[Begin]

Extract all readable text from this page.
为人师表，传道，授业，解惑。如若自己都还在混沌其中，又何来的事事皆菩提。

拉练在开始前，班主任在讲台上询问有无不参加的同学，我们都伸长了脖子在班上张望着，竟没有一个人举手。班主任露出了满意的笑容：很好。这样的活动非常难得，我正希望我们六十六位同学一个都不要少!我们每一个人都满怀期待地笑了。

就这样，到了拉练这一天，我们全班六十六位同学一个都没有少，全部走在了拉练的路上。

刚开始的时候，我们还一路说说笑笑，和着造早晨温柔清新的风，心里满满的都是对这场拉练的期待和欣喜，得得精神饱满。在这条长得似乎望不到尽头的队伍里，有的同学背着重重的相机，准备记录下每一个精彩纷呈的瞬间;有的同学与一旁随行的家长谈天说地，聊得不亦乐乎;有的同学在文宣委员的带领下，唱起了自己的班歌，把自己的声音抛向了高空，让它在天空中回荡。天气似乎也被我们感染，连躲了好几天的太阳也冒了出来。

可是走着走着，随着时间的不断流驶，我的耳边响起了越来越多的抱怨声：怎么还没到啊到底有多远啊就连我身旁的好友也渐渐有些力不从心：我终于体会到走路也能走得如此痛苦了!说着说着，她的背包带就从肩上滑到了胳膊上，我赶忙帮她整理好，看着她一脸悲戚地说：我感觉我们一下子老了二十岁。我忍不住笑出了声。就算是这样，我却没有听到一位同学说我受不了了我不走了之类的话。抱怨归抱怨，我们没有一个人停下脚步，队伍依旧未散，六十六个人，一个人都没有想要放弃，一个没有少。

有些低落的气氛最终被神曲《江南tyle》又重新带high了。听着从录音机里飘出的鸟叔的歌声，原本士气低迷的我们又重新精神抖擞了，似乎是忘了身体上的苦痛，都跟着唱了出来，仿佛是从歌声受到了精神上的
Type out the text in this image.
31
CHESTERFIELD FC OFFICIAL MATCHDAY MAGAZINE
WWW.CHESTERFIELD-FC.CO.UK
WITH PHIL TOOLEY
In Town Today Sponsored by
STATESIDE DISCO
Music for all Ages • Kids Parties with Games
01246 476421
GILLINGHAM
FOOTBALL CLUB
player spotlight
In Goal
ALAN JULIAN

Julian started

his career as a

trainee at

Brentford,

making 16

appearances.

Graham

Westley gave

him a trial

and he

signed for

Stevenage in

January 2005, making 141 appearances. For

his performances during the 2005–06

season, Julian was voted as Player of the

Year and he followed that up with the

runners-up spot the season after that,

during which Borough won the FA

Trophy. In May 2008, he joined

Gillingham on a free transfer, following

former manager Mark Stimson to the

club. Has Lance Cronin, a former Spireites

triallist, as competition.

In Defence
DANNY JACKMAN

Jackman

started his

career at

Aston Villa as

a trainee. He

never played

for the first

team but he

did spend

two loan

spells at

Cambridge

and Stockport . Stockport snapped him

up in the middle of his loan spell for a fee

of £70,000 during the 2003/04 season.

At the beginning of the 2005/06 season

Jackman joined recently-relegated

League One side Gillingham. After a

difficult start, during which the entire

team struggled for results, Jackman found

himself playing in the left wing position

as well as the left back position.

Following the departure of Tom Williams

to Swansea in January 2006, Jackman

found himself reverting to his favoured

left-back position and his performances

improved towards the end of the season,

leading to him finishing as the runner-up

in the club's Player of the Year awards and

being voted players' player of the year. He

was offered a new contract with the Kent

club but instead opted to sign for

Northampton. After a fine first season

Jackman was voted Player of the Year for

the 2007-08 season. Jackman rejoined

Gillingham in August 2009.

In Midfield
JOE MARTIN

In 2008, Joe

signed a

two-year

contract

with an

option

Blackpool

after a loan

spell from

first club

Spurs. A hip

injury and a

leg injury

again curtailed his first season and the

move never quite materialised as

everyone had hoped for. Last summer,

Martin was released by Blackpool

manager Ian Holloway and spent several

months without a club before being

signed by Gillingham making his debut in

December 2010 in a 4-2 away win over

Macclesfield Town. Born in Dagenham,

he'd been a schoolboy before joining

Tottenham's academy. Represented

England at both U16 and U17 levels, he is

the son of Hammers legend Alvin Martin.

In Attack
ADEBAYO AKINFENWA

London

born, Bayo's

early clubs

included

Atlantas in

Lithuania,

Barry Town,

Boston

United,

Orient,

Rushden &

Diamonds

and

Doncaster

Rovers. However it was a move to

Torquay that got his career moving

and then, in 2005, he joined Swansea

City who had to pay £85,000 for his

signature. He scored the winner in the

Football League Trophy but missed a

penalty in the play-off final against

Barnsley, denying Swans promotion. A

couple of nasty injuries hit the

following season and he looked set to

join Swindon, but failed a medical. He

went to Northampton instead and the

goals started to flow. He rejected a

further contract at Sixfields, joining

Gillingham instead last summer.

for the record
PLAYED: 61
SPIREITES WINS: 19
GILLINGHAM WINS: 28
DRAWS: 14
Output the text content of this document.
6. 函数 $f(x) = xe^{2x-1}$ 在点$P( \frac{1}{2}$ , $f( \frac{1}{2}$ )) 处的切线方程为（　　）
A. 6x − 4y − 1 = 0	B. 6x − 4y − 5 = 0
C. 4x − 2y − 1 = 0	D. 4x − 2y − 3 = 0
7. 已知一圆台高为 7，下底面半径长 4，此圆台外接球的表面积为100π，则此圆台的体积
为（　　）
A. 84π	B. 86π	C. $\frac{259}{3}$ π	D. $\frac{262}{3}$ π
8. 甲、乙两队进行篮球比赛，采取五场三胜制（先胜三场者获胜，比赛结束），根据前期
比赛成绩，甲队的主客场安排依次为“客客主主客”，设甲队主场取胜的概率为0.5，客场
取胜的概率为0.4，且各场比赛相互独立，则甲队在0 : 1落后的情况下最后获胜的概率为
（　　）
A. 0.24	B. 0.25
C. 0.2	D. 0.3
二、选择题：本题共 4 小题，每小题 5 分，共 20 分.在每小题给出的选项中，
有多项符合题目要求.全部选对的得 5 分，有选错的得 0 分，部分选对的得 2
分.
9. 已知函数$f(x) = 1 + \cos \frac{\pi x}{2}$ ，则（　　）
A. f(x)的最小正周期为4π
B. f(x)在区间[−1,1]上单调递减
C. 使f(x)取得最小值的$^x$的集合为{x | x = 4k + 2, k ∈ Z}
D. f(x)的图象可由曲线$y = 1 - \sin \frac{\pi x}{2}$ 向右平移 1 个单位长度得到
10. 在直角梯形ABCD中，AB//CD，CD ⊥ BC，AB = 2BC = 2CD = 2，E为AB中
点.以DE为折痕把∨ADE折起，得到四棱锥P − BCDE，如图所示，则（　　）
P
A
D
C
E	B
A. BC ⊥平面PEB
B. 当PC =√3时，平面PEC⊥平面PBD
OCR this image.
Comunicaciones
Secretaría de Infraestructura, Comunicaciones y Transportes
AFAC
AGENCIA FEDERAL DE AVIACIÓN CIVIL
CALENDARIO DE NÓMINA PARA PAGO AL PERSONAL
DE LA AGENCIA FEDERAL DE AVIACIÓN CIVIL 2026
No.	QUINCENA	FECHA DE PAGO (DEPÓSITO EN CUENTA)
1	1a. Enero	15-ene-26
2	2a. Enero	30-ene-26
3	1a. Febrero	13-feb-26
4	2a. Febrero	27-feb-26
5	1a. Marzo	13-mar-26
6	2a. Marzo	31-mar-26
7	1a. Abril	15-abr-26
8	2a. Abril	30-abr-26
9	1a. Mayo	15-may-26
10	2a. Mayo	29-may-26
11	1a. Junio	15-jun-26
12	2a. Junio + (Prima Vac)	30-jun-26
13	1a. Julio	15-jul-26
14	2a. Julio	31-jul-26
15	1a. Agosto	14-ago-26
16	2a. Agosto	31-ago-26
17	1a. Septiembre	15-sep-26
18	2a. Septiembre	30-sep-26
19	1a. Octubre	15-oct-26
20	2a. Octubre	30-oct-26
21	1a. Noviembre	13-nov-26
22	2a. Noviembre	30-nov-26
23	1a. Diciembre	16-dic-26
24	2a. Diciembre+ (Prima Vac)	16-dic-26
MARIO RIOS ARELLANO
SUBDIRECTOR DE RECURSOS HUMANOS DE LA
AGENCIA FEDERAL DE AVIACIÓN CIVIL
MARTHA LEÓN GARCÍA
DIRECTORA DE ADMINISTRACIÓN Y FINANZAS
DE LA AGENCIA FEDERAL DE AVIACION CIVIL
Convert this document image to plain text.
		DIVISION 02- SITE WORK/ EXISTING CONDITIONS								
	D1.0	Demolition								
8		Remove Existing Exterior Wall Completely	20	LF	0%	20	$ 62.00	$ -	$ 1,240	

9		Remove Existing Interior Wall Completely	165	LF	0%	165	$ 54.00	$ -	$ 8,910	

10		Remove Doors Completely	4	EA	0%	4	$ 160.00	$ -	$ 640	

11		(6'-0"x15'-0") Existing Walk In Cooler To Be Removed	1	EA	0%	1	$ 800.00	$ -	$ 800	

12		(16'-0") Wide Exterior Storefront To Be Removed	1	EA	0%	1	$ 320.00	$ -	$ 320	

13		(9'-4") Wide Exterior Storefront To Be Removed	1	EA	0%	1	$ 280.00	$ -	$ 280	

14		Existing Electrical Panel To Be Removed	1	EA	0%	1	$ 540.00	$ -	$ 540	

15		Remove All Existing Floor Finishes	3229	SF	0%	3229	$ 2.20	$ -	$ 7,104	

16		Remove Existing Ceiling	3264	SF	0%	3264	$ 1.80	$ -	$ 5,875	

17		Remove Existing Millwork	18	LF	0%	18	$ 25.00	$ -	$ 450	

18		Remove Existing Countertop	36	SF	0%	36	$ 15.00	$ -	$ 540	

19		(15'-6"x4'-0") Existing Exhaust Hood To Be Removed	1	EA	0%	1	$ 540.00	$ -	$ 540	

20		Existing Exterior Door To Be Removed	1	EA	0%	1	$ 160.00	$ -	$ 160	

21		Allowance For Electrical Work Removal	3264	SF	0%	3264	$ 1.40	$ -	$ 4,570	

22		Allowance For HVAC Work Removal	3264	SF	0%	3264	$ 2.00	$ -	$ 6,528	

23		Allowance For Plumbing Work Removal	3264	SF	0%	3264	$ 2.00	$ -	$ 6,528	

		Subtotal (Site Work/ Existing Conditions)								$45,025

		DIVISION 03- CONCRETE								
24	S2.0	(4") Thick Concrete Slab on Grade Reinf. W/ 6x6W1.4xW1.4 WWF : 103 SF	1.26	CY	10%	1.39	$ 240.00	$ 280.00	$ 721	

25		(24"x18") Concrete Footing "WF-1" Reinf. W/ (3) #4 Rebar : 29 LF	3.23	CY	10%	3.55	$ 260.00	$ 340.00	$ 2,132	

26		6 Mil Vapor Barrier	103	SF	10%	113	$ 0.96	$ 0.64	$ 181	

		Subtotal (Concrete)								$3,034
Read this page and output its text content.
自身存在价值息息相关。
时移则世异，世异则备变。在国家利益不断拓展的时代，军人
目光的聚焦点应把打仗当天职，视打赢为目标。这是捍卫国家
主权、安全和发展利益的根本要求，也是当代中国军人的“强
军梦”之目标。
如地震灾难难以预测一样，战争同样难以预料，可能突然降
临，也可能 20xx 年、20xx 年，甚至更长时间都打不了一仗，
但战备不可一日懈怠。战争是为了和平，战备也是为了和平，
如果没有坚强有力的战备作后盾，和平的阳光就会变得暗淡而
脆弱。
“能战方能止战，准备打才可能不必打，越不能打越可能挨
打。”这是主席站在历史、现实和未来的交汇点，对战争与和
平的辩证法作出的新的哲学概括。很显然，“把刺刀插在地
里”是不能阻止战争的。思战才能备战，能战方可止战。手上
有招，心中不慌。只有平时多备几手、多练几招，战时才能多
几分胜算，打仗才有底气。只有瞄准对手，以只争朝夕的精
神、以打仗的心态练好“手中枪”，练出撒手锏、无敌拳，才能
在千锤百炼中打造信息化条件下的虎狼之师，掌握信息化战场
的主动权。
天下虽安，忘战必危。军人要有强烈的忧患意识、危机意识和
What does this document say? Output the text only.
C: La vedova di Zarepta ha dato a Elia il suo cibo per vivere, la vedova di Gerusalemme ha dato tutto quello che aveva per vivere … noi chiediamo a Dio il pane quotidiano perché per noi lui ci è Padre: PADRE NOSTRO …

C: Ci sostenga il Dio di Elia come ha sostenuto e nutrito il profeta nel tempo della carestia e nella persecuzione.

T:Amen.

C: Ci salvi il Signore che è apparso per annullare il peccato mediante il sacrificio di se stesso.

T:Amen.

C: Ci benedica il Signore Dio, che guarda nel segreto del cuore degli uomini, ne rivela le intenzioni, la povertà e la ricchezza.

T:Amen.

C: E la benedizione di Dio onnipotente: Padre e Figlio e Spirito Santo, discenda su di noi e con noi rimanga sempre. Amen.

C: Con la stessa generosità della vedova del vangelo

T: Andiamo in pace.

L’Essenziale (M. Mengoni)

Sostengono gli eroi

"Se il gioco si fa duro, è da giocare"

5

[End]

§ STATED GOAL
Read the entries and show each line that mentions "CIVIL".

§ WORKED SOLUTION
AGENCIA FEDERAL DE AVIACIÓN CIVIL
DE LA AGENCIA FEDERAL DE AVIACIÓN CIVIL 2026
AGENCIA FEDERAL DE AVIACIÓN CIVIL
DE LA AGENCIA FEDERAL DE AVIACION CIVIL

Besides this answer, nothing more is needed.